Search the material below for the word "title" and copy every line in which it occurs.

▶ [Records supplied]
---
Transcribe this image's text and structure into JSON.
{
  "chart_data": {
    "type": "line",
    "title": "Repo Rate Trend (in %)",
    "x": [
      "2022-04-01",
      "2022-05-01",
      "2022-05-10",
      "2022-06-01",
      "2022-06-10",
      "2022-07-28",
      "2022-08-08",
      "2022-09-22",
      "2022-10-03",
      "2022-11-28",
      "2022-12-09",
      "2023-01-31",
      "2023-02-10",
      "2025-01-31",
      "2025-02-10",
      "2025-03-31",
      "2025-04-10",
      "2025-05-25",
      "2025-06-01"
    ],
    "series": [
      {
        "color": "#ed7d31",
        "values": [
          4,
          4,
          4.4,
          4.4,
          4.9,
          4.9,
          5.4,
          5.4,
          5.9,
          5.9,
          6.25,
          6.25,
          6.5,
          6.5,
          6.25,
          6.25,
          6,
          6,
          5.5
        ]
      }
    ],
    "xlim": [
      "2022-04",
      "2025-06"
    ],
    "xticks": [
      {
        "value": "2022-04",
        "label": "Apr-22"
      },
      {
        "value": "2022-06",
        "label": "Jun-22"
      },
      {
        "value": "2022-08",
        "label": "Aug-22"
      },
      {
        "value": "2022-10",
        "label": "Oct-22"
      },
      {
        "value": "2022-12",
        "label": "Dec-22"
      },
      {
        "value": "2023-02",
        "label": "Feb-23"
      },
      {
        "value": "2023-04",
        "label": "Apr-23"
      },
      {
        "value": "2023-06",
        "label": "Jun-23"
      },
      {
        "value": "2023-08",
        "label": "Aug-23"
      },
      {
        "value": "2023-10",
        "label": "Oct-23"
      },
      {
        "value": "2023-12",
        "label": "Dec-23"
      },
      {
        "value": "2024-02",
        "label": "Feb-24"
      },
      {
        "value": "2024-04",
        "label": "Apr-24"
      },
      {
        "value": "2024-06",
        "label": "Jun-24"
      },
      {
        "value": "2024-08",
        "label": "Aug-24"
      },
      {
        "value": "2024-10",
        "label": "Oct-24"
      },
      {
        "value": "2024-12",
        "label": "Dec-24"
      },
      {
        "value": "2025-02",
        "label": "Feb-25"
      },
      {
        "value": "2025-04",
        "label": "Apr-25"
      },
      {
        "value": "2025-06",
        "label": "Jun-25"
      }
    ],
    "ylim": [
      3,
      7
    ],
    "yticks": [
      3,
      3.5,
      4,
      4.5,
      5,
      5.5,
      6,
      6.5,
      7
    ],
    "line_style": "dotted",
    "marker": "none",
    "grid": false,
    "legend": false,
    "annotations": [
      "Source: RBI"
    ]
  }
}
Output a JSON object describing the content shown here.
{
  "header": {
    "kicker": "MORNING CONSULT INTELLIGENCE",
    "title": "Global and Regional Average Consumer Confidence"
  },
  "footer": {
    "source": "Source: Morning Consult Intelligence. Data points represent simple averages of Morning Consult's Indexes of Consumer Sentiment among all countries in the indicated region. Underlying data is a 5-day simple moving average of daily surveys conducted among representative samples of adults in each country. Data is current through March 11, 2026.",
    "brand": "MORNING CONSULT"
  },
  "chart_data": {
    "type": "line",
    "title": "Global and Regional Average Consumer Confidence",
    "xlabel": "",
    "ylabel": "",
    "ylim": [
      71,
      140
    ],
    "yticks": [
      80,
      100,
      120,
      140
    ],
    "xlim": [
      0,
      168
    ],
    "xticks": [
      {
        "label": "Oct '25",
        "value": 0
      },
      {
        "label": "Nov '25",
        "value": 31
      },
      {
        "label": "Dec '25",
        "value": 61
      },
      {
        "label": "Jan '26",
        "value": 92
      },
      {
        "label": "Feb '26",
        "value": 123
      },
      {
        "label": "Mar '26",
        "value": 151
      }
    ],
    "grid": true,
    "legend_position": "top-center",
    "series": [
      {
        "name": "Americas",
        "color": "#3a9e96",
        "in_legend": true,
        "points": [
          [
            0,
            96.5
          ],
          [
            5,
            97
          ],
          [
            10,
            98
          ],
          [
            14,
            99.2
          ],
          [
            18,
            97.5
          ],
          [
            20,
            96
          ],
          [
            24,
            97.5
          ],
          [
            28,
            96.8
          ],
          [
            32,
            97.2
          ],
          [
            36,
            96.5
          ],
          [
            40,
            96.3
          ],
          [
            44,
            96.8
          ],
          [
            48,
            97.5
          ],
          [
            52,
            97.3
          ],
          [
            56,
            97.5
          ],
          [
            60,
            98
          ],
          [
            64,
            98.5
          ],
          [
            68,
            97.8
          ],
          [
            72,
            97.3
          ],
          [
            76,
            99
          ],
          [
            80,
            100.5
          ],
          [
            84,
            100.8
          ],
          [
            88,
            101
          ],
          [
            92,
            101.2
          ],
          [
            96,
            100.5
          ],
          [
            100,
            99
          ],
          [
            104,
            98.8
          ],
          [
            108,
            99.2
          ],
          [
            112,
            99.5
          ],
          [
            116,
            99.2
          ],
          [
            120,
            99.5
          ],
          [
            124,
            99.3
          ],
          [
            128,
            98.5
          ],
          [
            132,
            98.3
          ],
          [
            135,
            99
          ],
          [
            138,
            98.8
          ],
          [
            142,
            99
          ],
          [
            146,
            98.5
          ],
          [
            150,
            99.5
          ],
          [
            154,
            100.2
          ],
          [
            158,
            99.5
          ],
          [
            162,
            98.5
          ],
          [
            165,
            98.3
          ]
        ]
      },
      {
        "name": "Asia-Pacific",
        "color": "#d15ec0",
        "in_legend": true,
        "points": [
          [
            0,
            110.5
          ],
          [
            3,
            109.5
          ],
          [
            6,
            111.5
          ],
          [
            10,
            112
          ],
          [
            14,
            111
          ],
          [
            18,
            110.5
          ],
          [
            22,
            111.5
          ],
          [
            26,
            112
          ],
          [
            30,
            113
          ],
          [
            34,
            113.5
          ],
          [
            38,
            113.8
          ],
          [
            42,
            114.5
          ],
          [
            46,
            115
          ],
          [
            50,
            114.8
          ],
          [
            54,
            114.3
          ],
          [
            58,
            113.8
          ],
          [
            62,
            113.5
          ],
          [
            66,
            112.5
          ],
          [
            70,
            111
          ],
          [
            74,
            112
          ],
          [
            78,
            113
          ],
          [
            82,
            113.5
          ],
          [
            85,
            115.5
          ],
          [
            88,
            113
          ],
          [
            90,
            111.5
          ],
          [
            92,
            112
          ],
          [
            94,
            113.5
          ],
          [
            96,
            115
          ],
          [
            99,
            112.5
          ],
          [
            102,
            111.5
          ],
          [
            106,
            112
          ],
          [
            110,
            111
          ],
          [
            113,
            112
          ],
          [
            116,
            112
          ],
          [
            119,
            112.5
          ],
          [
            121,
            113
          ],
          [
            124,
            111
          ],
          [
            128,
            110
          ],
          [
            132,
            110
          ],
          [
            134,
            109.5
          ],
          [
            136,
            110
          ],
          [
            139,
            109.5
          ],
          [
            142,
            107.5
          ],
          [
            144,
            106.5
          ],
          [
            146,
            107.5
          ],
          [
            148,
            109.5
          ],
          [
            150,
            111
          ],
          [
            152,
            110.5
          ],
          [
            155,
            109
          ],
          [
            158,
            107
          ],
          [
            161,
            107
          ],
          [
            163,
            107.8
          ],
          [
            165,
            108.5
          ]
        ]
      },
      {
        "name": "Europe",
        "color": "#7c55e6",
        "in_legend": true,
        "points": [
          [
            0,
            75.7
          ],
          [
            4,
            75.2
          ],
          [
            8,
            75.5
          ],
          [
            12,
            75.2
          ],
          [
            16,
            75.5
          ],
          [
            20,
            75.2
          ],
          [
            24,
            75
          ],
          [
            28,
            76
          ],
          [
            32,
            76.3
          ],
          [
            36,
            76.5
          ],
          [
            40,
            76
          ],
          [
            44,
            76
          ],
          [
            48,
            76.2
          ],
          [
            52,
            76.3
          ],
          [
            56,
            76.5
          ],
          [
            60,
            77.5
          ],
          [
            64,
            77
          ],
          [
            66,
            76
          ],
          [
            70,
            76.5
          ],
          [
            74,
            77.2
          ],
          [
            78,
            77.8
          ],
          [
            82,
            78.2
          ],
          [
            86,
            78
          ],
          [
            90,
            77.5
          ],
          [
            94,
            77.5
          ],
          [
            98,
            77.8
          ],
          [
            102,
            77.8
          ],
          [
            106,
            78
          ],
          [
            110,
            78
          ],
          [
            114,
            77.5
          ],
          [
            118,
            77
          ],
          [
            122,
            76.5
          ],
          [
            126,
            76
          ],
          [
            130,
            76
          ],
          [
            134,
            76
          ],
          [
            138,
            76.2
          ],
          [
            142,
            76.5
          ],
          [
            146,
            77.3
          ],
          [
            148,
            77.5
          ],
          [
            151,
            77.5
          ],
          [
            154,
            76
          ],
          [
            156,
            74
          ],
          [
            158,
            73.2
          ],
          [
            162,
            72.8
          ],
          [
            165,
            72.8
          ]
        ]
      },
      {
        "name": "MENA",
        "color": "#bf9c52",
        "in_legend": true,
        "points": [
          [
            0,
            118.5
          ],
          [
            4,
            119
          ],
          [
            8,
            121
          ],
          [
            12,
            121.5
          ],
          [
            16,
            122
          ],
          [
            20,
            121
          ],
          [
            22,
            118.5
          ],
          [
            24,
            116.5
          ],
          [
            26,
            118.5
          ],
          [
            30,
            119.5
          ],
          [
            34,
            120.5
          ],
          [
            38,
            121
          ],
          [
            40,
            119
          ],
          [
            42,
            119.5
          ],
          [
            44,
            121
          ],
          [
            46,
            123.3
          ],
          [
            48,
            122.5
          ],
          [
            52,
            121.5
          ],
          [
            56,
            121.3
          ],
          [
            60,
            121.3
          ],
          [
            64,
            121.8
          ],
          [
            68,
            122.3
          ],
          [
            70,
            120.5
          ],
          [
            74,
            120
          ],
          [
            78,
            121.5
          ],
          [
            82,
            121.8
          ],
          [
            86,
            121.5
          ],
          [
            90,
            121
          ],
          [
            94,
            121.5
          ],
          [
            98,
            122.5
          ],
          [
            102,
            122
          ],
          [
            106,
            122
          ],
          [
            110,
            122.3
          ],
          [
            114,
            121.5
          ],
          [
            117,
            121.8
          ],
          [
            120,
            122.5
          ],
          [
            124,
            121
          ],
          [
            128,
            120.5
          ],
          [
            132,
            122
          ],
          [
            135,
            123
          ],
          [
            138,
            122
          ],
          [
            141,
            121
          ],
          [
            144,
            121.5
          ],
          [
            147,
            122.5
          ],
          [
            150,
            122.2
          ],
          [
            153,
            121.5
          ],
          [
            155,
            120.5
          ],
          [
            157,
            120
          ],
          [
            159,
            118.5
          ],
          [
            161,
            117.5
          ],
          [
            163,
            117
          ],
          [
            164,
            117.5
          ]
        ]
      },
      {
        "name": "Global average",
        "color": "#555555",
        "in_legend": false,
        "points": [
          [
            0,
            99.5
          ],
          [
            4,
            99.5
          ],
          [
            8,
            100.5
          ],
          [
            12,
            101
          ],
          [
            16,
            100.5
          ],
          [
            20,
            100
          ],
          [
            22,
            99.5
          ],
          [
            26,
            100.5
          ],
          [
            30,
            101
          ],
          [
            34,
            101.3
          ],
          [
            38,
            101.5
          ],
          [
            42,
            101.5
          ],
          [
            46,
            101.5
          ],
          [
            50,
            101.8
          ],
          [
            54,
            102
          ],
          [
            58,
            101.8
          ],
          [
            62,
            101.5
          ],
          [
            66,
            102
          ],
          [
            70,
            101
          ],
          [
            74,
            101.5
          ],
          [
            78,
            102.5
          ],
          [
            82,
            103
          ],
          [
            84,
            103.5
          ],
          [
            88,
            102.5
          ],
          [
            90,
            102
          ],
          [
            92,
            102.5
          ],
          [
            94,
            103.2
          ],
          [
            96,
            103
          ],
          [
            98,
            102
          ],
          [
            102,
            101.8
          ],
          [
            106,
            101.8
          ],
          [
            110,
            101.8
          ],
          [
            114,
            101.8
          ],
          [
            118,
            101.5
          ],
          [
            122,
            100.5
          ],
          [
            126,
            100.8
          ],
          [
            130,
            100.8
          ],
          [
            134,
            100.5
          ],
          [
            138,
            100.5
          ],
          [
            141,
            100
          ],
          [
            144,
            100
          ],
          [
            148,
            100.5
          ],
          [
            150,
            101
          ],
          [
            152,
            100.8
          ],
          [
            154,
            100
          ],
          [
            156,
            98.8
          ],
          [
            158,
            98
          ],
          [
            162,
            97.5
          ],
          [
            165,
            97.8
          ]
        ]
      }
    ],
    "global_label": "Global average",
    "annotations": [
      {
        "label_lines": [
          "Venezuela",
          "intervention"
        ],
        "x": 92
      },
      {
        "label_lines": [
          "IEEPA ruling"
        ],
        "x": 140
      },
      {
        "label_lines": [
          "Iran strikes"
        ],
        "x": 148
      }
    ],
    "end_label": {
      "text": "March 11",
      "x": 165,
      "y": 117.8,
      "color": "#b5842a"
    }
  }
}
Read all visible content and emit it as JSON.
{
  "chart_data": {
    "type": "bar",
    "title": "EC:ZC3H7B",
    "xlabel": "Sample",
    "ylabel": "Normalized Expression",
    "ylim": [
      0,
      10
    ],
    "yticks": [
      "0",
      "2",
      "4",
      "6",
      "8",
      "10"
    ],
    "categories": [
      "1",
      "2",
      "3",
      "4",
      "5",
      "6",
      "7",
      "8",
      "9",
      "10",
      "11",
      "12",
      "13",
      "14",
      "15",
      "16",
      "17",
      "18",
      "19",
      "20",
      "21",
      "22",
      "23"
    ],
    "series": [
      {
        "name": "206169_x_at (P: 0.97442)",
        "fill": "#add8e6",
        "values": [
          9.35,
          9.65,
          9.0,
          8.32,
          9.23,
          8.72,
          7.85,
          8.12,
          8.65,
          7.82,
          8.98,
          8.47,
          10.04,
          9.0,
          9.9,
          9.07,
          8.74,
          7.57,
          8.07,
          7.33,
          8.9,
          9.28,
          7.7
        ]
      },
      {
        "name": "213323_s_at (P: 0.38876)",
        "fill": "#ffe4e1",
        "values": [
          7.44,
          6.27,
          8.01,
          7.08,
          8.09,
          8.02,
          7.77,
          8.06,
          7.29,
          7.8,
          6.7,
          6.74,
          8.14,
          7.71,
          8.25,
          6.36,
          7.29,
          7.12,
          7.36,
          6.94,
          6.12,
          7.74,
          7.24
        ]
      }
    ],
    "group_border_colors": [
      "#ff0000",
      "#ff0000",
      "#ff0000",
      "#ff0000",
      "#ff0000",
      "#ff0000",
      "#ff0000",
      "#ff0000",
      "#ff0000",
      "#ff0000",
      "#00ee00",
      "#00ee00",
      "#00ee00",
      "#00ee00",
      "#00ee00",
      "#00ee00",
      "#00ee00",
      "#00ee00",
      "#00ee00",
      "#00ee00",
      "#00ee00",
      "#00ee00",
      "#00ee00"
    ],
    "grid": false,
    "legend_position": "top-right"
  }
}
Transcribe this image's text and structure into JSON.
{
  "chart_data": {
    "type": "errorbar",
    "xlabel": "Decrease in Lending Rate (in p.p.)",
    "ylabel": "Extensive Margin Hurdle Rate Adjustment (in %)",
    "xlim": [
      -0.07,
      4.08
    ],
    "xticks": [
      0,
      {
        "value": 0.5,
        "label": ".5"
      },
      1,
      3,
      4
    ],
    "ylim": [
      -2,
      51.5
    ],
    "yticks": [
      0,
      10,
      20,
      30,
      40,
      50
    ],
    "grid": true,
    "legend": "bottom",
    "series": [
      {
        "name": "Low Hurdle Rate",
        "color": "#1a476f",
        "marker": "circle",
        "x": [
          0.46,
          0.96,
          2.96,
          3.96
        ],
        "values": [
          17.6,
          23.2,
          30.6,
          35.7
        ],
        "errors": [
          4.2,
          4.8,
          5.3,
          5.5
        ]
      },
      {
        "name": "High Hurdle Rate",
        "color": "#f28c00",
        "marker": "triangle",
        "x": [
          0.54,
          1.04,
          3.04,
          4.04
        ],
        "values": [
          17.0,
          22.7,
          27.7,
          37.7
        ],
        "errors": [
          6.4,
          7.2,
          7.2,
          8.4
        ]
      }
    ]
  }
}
---
▶ [Answer for this exercise]
    "title": "Repo Rate Trend (in %)",
    "title": "Global and Regional Average Consumer Confidence"
    "title": "Global and Regional Average Consumer Confidence",
    "title": "EC:ZC3H7B",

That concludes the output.